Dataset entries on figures

:::

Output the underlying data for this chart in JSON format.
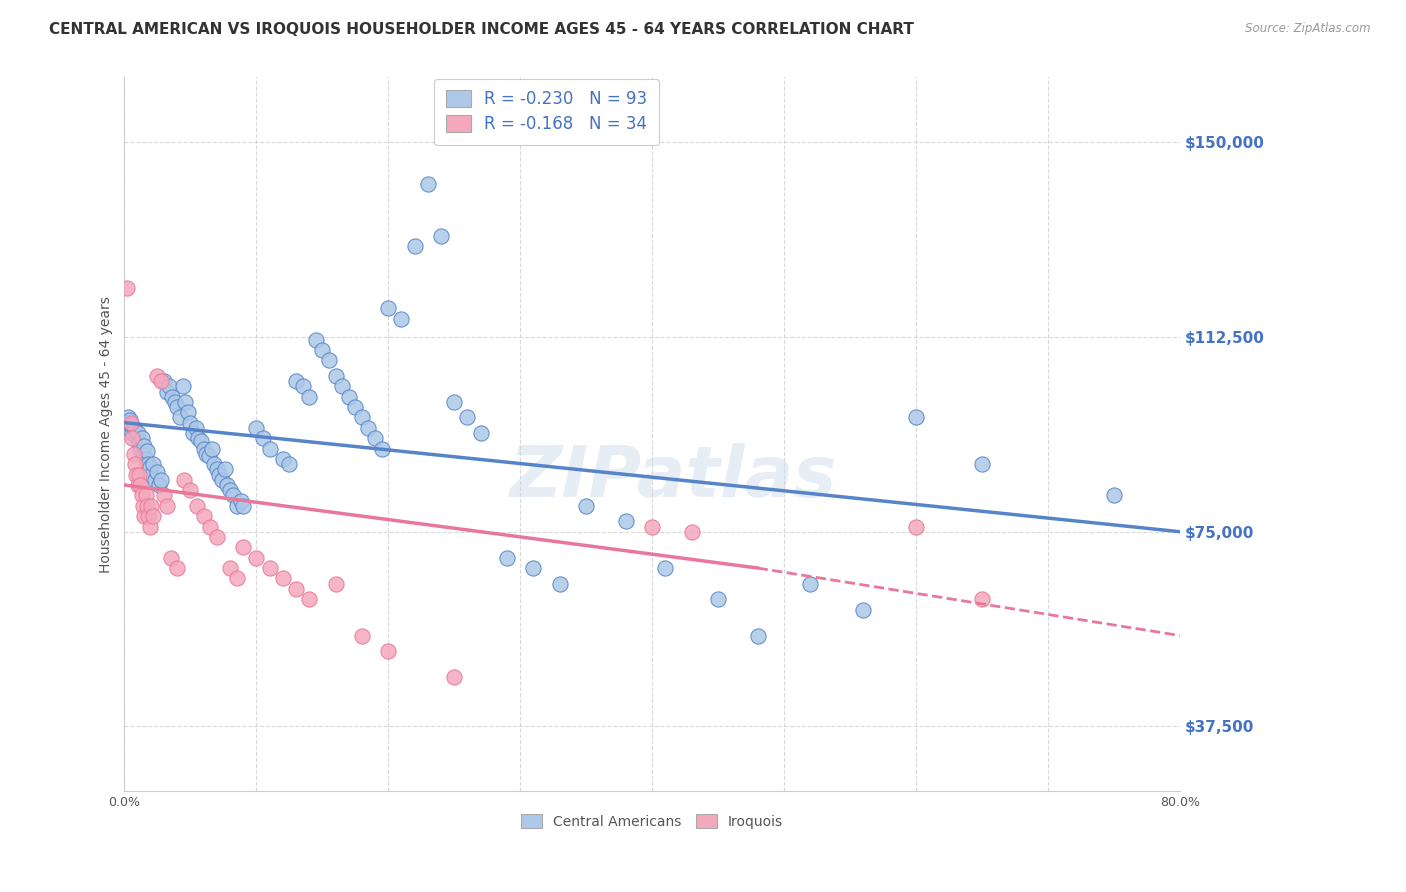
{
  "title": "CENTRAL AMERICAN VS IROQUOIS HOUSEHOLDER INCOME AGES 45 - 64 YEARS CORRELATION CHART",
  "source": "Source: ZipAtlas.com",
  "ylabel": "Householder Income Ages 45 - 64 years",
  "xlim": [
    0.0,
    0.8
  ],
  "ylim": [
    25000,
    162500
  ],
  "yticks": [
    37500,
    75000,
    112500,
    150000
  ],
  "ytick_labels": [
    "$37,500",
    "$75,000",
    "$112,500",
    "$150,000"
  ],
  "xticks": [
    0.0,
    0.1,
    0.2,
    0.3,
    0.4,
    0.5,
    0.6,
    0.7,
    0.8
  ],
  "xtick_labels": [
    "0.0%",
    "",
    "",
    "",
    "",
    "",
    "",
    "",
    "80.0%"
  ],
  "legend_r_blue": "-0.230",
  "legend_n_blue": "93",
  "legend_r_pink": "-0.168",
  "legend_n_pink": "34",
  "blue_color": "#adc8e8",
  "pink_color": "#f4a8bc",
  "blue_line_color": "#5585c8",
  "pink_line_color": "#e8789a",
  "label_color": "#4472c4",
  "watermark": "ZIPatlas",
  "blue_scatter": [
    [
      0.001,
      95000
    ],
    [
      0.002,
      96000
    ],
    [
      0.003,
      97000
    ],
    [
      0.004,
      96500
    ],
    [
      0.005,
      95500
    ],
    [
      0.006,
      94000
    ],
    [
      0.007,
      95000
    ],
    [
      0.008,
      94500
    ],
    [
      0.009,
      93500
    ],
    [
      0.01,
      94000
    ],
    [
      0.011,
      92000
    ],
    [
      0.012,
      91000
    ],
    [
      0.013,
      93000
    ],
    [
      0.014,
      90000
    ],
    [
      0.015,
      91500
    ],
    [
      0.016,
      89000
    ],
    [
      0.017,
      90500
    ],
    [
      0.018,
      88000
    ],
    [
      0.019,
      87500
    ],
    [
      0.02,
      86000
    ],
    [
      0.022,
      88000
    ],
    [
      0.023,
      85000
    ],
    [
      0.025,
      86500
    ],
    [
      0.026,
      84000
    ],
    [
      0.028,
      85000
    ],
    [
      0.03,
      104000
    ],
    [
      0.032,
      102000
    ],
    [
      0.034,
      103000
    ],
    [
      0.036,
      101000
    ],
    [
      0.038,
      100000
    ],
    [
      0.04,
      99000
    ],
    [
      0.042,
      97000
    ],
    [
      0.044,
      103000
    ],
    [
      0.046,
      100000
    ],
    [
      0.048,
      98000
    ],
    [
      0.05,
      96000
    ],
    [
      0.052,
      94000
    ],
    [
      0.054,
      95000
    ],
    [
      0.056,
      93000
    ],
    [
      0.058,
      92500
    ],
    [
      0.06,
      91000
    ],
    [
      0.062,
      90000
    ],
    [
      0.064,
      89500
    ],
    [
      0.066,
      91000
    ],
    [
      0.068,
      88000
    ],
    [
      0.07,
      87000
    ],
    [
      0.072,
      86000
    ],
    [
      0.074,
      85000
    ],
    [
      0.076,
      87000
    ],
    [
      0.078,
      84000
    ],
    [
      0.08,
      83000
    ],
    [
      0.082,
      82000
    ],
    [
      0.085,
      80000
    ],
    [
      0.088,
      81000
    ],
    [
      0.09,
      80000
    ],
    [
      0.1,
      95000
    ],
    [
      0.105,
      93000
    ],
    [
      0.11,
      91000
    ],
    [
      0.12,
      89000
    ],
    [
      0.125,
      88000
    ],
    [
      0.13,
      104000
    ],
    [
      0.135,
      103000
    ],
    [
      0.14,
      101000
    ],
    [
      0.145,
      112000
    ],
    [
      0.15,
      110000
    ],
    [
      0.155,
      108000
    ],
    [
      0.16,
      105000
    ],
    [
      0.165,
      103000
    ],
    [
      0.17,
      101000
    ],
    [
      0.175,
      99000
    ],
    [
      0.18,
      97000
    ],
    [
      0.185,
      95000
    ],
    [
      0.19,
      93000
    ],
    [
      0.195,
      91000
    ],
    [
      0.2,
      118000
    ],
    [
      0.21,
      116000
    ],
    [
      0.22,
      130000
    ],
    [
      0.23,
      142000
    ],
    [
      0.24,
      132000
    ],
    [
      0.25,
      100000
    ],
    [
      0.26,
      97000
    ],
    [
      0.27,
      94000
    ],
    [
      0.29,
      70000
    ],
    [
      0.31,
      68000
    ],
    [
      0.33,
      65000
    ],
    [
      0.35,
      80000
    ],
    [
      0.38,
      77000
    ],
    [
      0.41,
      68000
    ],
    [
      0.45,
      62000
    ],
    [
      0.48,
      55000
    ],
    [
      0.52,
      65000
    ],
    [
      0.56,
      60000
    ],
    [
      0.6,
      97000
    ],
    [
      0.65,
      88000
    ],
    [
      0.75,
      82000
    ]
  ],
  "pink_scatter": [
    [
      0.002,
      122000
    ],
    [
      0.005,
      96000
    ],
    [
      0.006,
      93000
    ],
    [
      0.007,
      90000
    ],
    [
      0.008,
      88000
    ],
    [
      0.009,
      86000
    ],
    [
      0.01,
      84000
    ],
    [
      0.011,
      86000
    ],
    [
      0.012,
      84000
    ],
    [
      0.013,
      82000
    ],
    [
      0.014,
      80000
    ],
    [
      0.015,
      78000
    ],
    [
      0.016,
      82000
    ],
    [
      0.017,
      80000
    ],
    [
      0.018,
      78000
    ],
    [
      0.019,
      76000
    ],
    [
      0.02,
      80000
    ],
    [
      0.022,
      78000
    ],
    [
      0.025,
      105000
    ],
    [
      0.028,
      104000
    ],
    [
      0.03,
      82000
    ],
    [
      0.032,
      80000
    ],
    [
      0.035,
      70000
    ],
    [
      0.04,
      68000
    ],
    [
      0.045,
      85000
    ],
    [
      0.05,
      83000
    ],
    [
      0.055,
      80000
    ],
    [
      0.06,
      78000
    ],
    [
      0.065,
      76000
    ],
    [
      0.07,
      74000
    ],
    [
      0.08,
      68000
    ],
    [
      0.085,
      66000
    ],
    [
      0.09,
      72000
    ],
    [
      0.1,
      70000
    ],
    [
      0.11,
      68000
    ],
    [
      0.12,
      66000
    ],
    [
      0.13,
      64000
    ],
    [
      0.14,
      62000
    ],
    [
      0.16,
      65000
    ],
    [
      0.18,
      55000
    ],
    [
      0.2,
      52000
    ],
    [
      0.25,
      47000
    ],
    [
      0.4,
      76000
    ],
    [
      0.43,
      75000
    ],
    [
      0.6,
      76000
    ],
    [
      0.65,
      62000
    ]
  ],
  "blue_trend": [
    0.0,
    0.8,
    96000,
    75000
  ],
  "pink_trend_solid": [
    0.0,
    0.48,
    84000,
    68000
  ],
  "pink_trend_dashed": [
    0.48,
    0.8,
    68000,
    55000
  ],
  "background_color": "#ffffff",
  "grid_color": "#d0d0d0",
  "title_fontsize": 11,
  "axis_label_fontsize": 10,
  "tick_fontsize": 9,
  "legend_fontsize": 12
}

:::

REQUIRED WORK => From start to finish, output the listing exactly, but omit its pictures.

OUTPUT FOR THIS TASK =>
Output the underlying data for this chart in JSON format.
{
  "title": "CENTRAL AMERICAN VS IROQUOIS HOUSEHOLDER INCOME AGES 45 - 64 YEARS CORRELATION CHART",
  "source": "Source: ZipAtlas.com",
  "ylabel": "Householder Income Ages 45 - 64 years",
  "xlim": [
    0.0,
    0.8
  ],
  "ylim": [
    25000,
    162500
  ],
  "yticks": [
    37500,
    75000,
    112500,
    150000
  ],
  "ytick_labels": [
    "$37,500",
    "$75,000",
    "$112,500",
    "$150,000"
  ],
  "xticks": [
    0.0,
    0.1,
    0.2,
    0.3,
    0.4,
    0.5,
    0.6,
    0.7,
    0.8
  ],
  "xtick_labels": [
    "0.0%",
    "",
    "",
    "",
    "",
    "",
    "",
    "",
    "80.0%"
  ],
  "legend_r_blue": "-0.230",
  "legend_n_blue": "93",
  "legend_r_pink": "-0.168",
  "legend_n_pink": "34",
  "blue_color": "#adc8e8",
  "pink_color": "#f4a8bc",
  "blue_line_color": "#5585c8",
  "pink_line_color": "#e8789a",
  "label_color": "#4472c4",
  "watermark": "ZIPatlas",
  "blue_scatter": [
    [
      0.001,
      95000
    ],
    [
      0.002,
      96000
    ],
    [
      0.003,
      97000
    ],
    [
      0.004,
      96500
    ],
    [
      0.005,
      95500
    ],
    [
      0.006,
      94000
    ],
    [
      0.007,
      95000
    ],
    [
      0.008,
      94500
    ],
    [
      0.009,
      93500
    ],
    [
      0.01,
      94000
    ],
    [
      0.011,
      92000
    ],
    [
      0.012,
      91000
    ],
    [
      0.013,
      93000
    ],
    [
      0.014,
      90000
    ],
    [
      0.015,
      91500
    ],
    [
      0.016,
      89000
    ],
    [
      0.017,
      90500
    ],
    [
      0.018,
      88000
    ],
    [
      0.019,
      87500
    ],
    [
      0.02,
      86000
    ],
    [
      0.022,
      88000
    ],
    [
      0.023,
      85000
    ],
    [
      0.025,
      86500
    ],
    [
      0.026,
      84000
    ],
    [
      0.028,
      85000
    ],
    [
      0.03,
      104000
    ],
    [
      0.032,
      102000
    ],
    [
      0.034,
      103000
    ],
    [
      0.036,
      101000
    ],
    [
      0.038,
      100000
    ],
    [
      0.04,
      99000
    ],
    [
      0.042,
      97000
    ],
    [
      0.044,
      103000
    ],
    [
      0.046,
      100000
    ],
    [
      0.048,
      98000
    ],
    [
      0.05,
      96000
    ],
    [
      0.052,
      94000
    ],
    [
      0.054,
      95000
    ],
    [
      0.056,
      93000
    ],
    [
      0.058,
      92500
    ],
    [
      0.06,
      91000
    ],
    [
      0.062,
      90000
    ],
    [
      0.064,
      89500
    ],
    [
      0.066,
      91000
    ],
    [
      0.068,
      88000
    ],
    [
      0.07,
      87000
    ],
    [
      0.072,
      86000
    ],
    [
      0.074,
      85000
    ],
    [
      0.076,
      87000
    ],
    [
      0.078,
      84000
    ],
    [
      0.08,
      83000
    ],
    [
      0.082,
      82000
    ],
    [
      0.085,
      80000
    ],
    [
      0.088,
      81000
    ],
    [
      0.09,
      80000
    ],
    [
      0.1,
      95000
    ],
    [
      0.105,
      93000
    ],
    [
      0.11,
      91000
    ],
    [
      0.12,
      89000
    ],
    [
      0.125,
      88000
    ],
    [
      0.13,
      104000
    ],
    [
      0.135,
      103000
    ],
    [
      0.14,
      101000
    ],
    [
      0.145,
      112000
    ],
    [
      0.15,
      110000
    ],
    [
      0.155,
      108000
    ],
    [
      0.16,
      105000
    ],
    [
      0.165,
      103000
    ],
    [
      0.17,
      101000
    ],
    [
      0.175,
      99000
    ],
    [
      0.18,
      97000
    ],
    [
      0.185,
      95000
    ],
    [
      0.19,
      93000
    ],
    [
      0.195,
      91000
    ],
    [
      0.2,
      118000
    ],
    [
      0.21,
      116000
    ],
    [
      0.22,
      130000
    ],
    [
      0.23,
      142000
    ],
    [
      0.24,
      132000
    ],
    [
      0.25,
      100000
    ],
    [
      0.26,
      97000
    ],
    [
      0.27,
      94000
    ],
    [
      0.29,
      70000
    ],
    [
      0.31,
      68000
    ],
    [
      0.33,
      65000
    ],
    [
      0.35,
      80000
    ],
    [
      0.38,
      77000
    ],
    [
      0.41,
      68000
    ],
    [
      0.45,
      62000
    ],
    [
      0.48,
      55000
    ],
    [
      0.52,
      65000
    ],
    [
      0.56,
      60000
    ],
    [
      0.6,
      97000
    ],
    [
      0.65,
      88000
    ],
    [
      0.75,
      82000
    ]
  ],
  "pink_scatter": [
    [
      0.002,
      122000
    ],
    [
      0.005,
      96000
    ],
    [
      0.006,
      93000
    ],
    [
      0.007,
      90000
    ],
    [
      0.008,
      88000
    ],
    [
      0.009,
      86000
    ],
    [
      0.01,
      84000
    ],
    [
      0.011,
      86000
    ],
    [
      0.012,
      84000
    ],
    [
      0.013,
      82000
    ],
    [
      0.014,
      80000
    ],
    [
      0.015,
      78000
    ],
    [
      0.016,
      82000
    ],
    [
      0.017,
      80000
    ],
    [
      0.018,
      78000
    ],
    [
      0.019,
      76000
    ],
    [
      0.02,
      80000
    ],
    [
      0.022,
      78000
    ],
    [
      0.025,
      105000
    ],
    [
      0.028,
      104000
    ],
    [
      0.03,
      82000
    ],
    [
      0.032,
      80000
    ],
    [
      0.035,
      70000
    ],
    [
      0.04,
      68000
    ],
    [
      0.045,
      85000
    ],
    [
      0.05,
      83000
    ],
    [
      0.055,
      80000
    ],
    [
      0.06,
      78000
    ],
    [
      0.065,
      76000
    ],
    [
      0.07,
      74000
    ],
    [
      0.08,
      68000
    ],
    [
      0.085,
      66000
    ],
    [
      0.09,
      72000
    ],
    [
      0.1,
      70000
    ],
    [
      0.11,
      68000
    ],
    [
      0.12,
      66000
    ],
    [
      0.13,
      64000
    ],
    [
      0.14,
      62000
    ],
    [
      0.16,
      65000
    ],
    [
      0.18,
      55000
    ],
    [
      0.2,
      52000
    ],
    [
      0.25,
      47000
    ],
    [
      0.4,
      76000
    ],
    [
      0.43,
      75000
    ],
    [
      0.6,
      76000
    ],
    [
      0.65,
      62000
    ]
  ],
  "blue_trend": [
    0.0,
    0.8,
    96000,
    75000
  ],
  "pink_trend_solid": [
    0.0,
    0.48,
    84000,
    68000
  ],
  "pink_trend_dashed": [
    0.48,
    0.8,
    68000,
    55000
  ],
  "background_color": "#ffffff",
  "grid_color": "#d0d0d0",
  "title_fontsize": 11,
  "axis_label_fontsize": 10,
  "tick_fontsize": 9,
  "legend_fontsize": 12
}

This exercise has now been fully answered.